PROMPT = Rewrite the records from the line containing "154, 498, 166]" up to and including the line containing "UI element localization: list", replacing "svg-text" with "chart-text" and leaving everything else unchanged.
-- START OF SUPPLIED MATERIAL --
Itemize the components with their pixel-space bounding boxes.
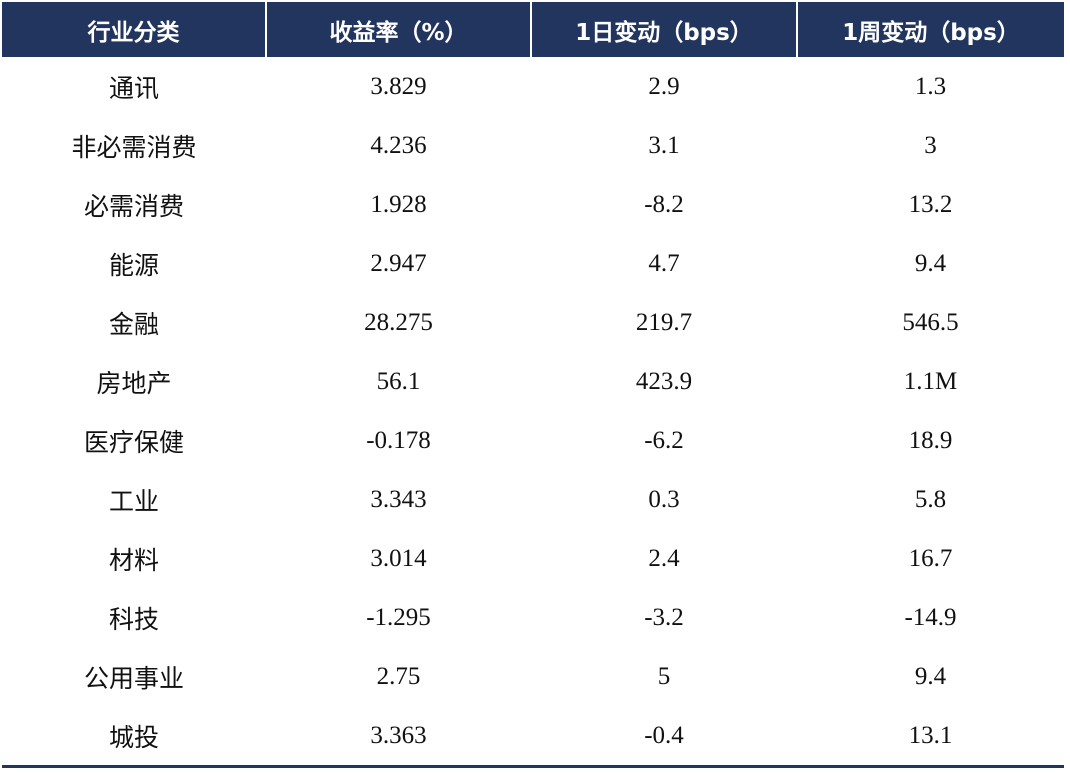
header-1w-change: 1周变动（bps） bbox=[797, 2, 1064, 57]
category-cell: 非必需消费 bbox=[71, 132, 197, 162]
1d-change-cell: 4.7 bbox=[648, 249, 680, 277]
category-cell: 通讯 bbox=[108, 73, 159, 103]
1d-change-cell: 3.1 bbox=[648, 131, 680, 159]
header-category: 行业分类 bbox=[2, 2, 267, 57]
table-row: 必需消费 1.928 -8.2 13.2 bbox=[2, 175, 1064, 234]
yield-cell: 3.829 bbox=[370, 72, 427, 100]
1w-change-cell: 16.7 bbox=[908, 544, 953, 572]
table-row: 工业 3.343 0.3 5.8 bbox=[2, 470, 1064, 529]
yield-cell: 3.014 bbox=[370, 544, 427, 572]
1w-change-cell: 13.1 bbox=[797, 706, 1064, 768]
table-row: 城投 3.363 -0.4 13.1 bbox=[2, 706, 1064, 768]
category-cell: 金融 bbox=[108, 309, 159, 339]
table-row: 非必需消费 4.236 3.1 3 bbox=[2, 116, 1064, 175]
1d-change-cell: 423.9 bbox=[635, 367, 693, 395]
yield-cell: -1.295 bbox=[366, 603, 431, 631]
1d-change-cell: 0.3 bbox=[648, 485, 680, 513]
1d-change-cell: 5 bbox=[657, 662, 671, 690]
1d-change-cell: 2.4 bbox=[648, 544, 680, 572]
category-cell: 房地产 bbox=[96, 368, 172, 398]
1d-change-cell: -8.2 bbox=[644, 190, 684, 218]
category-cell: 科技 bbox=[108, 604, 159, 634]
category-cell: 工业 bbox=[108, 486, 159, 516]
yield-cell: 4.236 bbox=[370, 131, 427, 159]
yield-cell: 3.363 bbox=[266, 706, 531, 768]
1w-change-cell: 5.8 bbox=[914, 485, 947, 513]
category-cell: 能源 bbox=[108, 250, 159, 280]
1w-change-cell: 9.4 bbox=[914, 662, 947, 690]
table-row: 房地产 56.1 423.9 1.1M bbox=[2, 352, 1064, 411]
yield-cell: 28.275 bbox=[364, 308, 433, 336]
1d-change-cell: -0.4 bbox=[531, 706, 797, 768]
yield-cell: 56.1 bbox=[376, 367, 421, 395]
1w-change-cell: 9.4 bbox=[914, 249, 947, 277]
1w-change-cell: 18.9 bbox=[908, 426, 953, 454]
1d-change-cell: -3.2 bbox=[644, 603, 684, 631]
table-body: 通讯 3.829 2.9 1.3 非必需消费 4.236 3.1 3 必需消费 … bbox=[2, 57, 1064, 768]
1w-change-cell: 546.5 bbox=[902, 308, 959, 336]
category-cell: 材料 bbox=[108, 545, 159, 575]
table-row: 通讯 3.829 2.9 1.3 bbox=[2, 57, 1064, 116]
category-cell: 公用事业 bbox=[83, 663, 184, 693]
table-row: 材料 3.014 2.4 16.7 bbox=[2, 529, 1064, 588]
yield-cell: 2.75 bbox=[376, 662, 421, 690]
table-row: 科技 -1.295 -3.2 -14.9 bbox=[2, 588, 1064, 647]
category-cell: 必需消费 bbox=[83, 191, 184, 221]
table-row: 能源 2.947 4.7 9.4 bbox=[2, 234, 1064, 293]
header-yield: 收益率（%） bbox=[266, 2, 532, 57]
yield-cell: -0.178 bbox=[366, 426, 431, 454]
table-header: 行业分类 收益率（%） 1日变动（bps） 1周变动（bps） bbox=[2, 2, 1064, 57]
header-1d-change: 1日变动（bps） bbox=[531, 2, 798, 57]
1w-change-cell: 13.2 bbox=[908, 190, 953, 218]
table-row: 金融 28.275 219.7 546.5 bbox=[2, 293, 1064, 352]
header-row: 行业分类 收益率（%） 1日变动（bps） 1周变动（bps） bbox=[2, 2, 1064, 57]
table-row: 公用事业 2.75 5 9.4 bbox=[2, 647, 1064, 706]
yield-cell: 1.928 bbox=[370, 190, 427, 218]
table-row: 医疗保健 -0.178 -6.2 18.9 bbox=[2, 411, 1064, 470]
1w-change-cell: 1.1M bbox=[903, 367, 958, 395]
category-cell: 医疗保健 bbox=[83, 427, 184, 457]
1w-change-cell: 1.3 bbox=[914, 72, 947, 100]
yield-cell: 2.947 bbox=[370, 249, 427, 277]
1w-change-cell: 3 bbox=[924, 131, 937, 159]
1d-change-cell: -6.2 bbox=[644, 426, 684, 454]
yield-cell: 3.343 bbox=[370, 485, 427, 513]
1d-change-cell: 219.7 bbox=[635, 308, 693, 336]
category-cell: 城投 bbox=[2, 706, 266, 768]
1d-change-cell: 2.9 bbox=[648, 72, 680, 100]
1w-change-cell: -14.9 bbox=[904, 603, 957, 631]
-- END OF SUPPLIED MATERIAL --
-- START OF SUPPLIED MATERIAL --
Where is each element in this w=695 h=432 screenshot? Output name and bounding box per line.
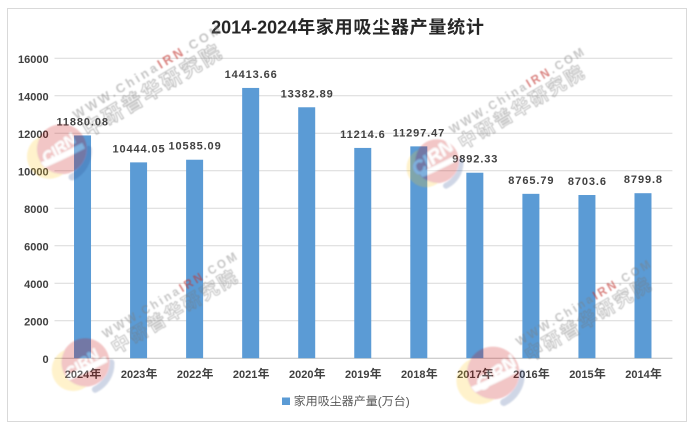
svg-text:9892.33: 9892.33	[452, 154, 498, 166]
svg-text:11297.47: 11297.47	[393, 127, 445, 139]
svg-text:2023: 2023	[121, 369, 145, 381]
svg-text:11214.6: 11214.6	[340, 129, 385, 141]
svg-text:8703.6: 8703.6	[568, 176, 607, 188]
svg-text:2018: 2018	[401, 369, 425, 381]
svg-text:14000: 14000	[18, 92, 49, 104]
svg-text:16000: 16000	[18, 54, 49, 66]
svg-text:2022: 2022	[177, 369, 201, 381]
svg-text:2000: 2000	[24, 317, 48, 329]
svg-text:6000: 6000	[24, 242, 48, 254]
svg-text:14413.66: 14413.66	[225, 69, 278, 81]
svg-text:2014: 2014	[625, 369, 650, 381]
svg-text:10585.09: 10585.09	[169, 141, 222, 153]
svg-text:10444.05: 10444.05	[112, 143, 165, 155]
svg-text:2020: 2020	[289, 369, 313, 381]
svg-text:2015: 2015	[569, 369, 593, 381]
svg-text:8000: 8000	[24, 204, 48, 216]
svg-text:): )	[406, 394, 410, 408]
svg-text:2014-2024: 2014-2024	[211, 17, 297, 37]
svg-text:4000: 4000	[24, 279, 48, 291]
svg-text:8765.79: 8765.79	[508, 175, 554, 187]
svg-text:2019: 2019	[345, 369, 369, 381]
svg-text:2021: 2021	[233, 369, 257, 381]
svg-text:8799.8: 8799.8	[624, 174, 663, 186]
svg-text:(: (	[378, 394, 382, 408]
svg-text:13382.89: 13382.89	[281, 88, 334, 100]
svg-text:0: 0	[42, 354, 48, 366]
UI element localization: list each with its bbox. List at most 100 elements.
-- END OF SUPPLIED MATERIAL --
WORKED SOLUTION =
chart-text:9892.33: 9892.33	[452, 154, 498, 166]
chart-text:11297.47: 11297.47	[393, 127, 445, 139]
chart-text:2023: 2023	[121, 369, 145, 381]
chart-text:11214.6: 11214.6	[340, 129, 385, 141]
chart-text:8703.6: 8703.6	[568, 176, 607, 188]
chart-text:2018: 2018	[401, 369, 425, 381]
chart-text:14000: 14000	[18, 92, 49, 104]
chart-text:16000: 16000	[18, 54, 49, 66]
chart-text:2022: 2022	[177, 369, 201, 381]
chart-text:2000: 2000	[24, 317, 48, 329]
chart-text:6000: 6000	[24, 242, 48, 254]
chart-text:14413.66: 14413.66	[225, 69, 278, 81]
chart-text:2014: 2014	[625, 369, 650, 381]
chart-text:10585.09: 10585.09	[169, 141, 222, 153]
chart-text:10444.05: 10444.05	[112, 143, 165, 155]
chart-text:2020: 2020	[289, 369, 313, 381]
chart-text:2015: 2015	[569, 369, 593, 381]
chart-text:8000: 8000	[24, 204, 48, 216]
chart-text:): )	[406, 394, 410, 408]
chart-text:2014-2024: 2014-2024	[211, 17, 297, 37]
chart-text:4000: 4000	[24, 279, 48, 291]
chart-text:8765.79: 8765.79	[508, 175, 554, 187]
chart-text:2019: 2019	[345, 369, 369, 381]
chart-text:2021: 2021	[233, 369, 257, 381]
chart-text:8799.8: 8799.8	[624, 174, 663, 186]
chart-text:(: (	[378, 394, 382, 408]
chart-text:13382.89: 13382.89	[281, 88, 334, 100]
chart-text:0: 0	[42, 354, 48, 366]
UI element localization: list each with its bbox. List at most 100 elements.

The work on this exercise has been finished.